→ **Your goal**
Every line that holds "JSON" should be shown.

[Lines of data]
--------
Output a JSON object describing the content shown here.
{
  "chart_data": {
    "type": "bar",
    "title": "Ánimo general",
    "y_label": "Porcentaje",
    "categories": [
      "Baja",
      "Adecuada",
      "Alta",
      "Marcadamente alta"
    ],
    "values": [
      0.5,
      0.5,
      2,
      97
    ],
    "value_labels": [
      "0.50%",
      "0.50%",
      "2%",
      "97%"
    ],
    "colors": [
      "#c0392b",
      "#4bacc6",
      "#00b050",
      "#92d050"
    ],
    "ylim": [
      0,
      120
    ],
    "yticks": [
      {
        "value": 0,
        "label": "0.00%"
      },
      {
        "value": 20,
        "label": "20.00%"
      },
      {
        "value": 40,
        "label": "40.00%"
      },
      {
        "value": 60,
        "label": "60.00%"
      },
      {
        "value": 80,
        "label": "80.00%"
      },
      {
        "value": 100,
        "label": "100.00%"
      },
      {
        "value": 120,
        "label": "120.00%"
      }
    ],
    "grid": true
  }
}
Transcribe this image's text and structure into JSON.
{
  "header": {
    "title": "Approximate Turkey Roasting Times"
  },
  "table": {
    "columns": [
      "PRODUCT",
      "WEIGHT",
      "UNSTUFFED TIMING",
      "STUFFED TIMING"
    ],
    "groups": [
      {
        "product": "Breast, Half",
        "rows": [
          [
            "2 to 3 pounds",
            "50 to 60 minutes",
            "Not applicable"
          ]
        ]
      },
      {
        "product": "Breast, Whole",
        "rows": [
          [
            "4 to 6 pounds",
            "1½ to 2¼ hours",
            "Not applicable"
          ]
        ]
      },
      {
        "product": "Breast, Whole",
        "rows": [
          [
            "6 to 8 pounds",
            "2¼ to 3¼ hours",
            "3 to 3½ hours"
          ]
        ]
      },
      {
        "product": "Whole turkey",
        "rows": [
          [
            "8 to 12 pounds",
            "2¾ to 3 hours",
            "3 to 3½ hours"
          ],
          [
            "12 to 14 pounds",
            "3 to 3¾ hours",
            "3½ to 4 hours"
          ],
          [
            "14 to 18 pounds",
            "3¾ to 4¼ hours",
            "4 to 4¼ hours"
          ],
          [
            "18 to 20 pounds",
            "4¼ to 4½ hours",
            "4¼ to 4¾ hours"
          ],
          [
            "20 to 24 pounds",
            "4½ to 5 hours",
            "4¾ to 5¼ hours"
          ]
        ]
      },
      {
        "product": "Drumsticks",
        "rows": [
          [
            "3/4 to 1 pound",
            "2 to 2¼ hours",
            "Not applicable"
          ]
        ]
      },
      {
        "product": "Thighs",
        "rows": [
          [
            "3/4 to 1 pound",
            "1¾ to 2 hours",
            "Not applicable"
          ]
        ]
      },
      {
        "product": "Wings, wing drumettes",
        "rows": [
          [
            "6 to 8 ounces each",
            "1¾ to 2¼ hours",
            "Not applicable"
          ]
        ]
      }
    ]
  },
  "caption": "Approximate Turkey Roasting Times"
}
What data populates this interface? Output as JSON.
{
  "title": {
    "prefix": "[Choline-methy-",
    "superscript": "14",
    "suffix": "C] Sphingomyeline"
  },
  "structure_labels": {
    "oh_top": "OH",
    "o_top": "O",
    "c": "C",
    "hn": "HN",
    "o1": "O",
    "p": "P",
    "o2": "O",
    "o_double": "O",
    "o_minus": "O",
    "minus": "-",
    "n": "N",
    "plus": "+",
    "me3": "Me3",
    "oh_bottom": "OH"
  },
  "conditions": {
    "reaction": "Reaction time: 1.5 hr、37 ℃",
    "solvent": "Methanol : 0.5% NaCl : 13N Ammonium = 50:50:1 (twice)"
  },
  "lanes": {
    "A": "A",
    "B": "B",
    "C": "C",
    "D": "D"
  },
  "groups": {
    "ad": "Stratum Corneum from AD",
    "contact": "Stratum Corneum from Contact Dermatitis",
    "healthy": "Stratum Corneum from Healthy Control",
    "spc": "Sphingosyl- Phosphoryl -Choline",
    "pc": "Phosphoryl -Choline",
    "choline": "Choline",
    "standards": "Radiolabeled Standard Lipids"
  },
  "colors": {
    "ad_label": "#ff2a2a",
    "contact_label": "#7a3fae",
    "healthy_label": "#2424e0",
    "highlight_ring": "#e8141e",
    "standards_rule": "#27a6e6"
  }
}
--------
→ **Output below**
Output a JSON object describing the content shown here.
Transcribe this image's text and structure into JSON.
What data populates this interface? Output as JSON.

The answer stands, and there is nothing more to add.